__Texte fourni__:

Other Available Languages

Avant-propos

Here’s my week 34 foreword. Below is a scan of the final page of Sequel to Drum-Taps, the perfect image for this week (courtesy Walt Whitman Archive).
Scan de la dernière page de Roulements de tambours et Suite

Whitman décida de finir ses Roulements de tambours et Suite par ce poème sur la démobilisation des troupes. S’imaginant soldat, à nouveau, Whitman invente un narrateur qui vient « quittant ma tente pour de bon, libérant, dénouant les cordes de la tente », une image du tout dernier soldat qui range, qui plie les équipements, le matériel de guerre pour entamer la vie d’après-guerre. L’avenir de la nation et ses aléas, à ce moment, peuvent être ressentis dans la syntaxe presque chaotique du premier vers du poème: « À la terre fertile qu’ils foulèrent, je lance un appel, je chante, au nom du dernier » (plus tard Whitman supprimera les virgules dans ce vers, ajoutant un désordre syntaxique supplémentaire). Il y a double ou triple inversions, et il est fastidieux de savoir qui « appelle » — « ils » qui « ont foulé » ou « Je » qui « chante » ou le « sol » qu’ « ils foulèrent » ? Il est difficile de dénouer les inversions et de composer une phrase claire à partir de ce flou syntaxique : Je chante, je lance un appel au sol fertile qu’ils foulèrent, pour le dernier [la dernière fois? le dernier des morts?] ».

__Données de l'exercice__:

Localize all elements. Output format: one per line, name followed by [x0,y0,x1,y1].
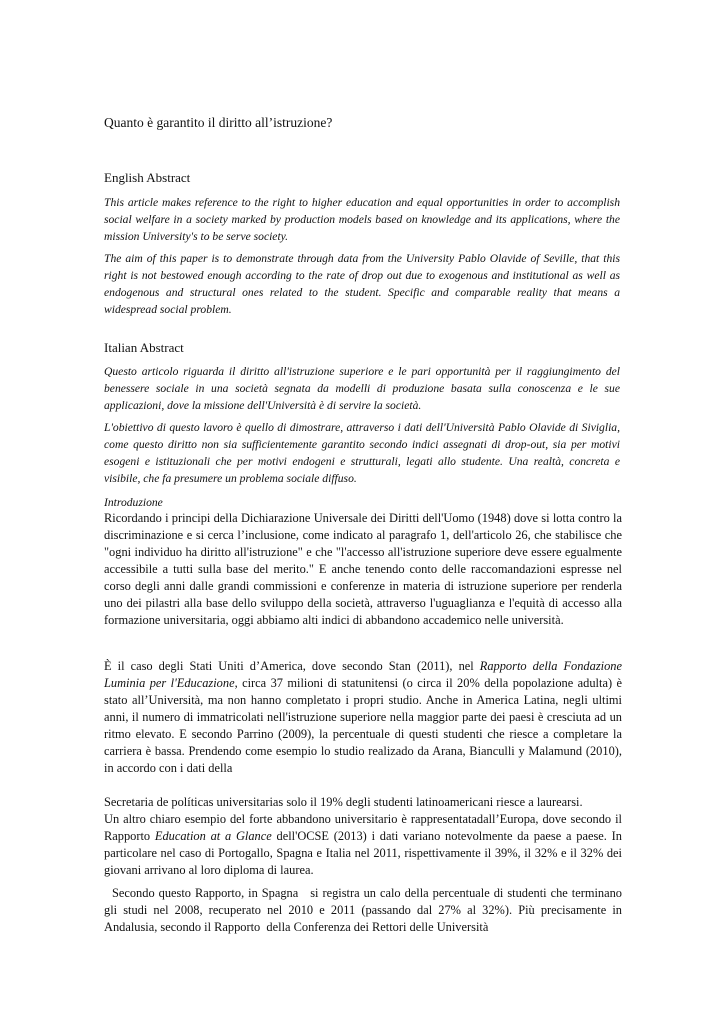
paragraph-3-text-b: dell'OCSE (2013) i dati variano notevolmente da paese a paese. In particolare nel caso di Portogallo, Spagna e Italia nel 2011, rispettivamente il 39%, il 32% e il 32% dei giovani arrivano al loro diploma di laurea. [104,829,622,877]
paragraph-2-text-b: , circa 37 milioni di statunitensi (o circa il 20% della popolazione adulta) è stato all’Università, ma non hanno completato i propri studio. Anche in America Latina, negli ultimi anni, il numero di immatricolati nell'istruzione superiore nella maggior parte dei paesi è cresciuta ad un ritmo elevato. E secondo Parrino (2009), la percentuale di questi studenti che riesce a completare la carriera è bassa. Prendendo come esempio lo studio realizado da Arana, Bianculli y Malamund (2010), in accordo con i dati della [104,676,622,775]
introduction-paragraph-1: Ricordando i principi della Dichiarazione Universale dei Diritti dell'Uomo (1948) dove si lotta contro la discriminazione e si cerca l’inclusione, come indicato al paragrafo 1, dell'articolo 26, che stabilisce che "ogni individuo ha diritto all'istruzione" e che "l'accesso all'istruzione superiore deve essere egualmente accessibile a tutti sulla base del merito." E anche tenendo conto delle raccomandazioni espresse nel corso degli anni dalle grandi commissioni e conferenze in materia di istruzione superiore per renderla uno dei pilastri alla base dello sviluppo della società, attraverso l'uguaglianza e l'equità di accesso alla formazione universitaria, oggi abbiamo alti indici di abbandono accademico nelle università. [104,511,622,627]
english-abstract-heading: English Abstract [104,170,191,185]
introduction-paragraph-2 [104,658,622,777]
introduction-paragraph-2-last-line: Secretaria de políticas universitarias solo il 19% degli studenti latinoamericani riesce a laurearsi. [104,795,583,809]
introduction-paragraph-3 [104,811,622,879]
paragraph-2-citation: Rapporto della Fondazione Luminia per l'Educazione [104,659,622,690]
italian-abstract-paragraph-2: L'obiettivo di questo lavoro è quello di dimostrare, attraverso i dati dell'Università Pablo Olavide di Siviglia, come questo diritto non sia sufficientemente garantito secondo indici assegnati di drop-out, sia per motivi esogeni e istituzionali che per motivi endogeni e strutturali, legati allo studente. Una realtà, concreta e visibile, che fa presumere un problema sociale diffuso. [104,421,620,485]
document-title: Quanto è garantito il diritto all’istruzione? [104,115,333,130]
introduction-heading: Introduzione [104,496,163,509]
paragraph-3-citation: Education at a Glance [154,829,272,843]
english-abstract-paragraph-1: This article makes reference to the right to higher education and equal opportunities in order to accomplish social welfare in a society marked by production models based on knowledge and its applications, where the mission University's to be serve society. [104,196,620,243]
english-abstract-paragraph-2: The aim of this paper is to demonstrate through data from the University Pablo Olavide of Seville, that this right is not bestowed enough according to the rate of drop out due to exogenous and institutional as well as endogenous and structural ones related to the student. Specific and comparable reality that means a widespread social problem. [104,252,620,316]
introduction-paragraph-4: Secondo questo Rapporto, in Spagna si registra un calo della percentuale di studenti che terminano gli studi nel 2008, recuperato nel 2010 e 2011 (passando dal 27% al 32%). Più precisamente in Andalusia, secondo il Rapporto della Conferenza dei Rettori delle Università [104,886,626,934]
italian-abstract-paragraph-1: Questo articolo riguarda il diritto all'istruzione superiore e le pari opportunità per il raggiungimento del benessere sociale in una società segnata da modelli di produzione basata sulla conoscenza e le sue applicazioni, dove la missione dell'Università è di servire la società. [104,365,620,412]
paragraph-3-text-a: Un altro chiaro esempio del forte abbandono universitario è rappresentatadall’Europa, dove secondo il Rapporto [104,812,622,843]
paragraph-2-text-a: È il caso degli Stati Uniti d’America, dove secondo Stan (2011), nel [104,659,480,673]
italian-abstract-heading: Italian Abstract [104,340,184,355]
---
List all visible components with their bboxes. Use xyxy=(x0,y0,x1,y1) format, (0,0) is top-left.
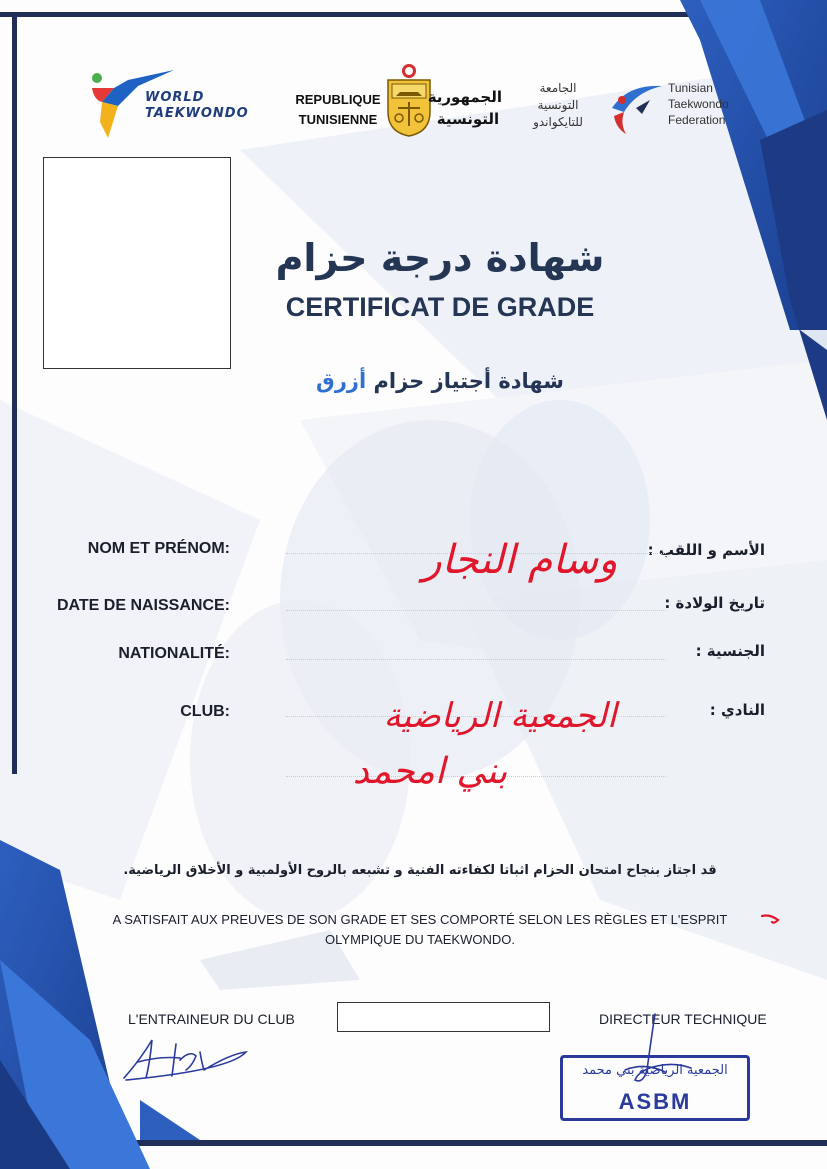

__Vos consignes__:
1 – Recopiez le texte fourni en entier, sans y changer quoi que ce soit.
2 – Dans les lignes des blocs de données, prenez celles qui vont de la ligne contenant « Localize all elements. » à la ligne contenant « paragraph-2-text-b: , circa », bornes comprises. Mettez-les sous forme de tableau Markdown à deux colonnes, « N° » et « Contenu », sans lignes vides ni images.

__Corrigé de l'exercice__:
1 –
Other Available Languages

Avant-propos

Here’s my week 34 foreword. Below is a scan of the final page of Sequel to Drum-Taps, the perfect image for this week (courtesy Walt Whitman Archive).
Scan de la dernière page de Roulements de tambours et Suite

Whitman décida de finir ses Roulements de tambours et Suite par ce poème sur la démobilisation des troupes. S’imaginant soldat, à nouveau, Whitman invente un narrateur qui vient « quittant ma tente pour de bon, libérant, dénouant les cordes de la tente », une image du tout dernier soldat qui range, qui plie les équipements, le matériel de guerre pour entamer la vie d’après-guerre. L’avenir de la nation et ses aléas, à ce moment, peuvent être ressentis dans la syntaxe presque chaotique du premier vers du poème: « À la terre fertile qu’ils foulèrent, je lance un appel, je chante, au nom du dernier » (plus tard Whitman supprimera les virgules dans ce vers, ajoutant un désordre syntaxique supplémentaire). Il y a double ou triple inversions, et il est fastidieux de savoir qui « appelle » — « ils » qui « ont foulé » ou « Je » qui « chante » ou le « sol » qu’ « ils foulèrent » ? Il est difficile de dénouer les inversions et de composer une phrase claire à partir de ce flou syntaxique : Je chante, je lance un appel au sol fertile qu’ils foulèrent, pour le dernier [la dernière fois? le dernier des morts?] ».

2 –
| N° | Contenu |
|---|---|
| 1 | Localize all elements. Output format: one per line, name followed by [x0,y0,x1,y1]. |
| 2 | paragraph-3-text-b: dell'OCSE (2013) i dati variano notevolmente da paese a paese. In particolare nel caso di Portogallo, Spagna e Italia nel 2011, rispettivamente il 39%, il 32% e il 32% dei giovani arrivano al loro diploma di laurea. [104,829,622,877] |
| 3 | paragraph-2-text-b: , circa 37 milioni di statunitensi (o circa il 20% della popolazione adulta) è stato all’Università, ma non hanno completato i propri studio. Anche in America Latina, negli ultimi anni, il numero di immatricolati nell'istruzione superiore nella maggior parte dei paesi è cresciuta ad un ritmo elevato. E secondo Parrino (2009), la percentuale di questi studenti che riesce a completare la carriera è bassa. Prendendo come esempio lo studio realizado da Arana, Bianculli y Malamund (2010), in accordo con i dati della [104,676,622,775] |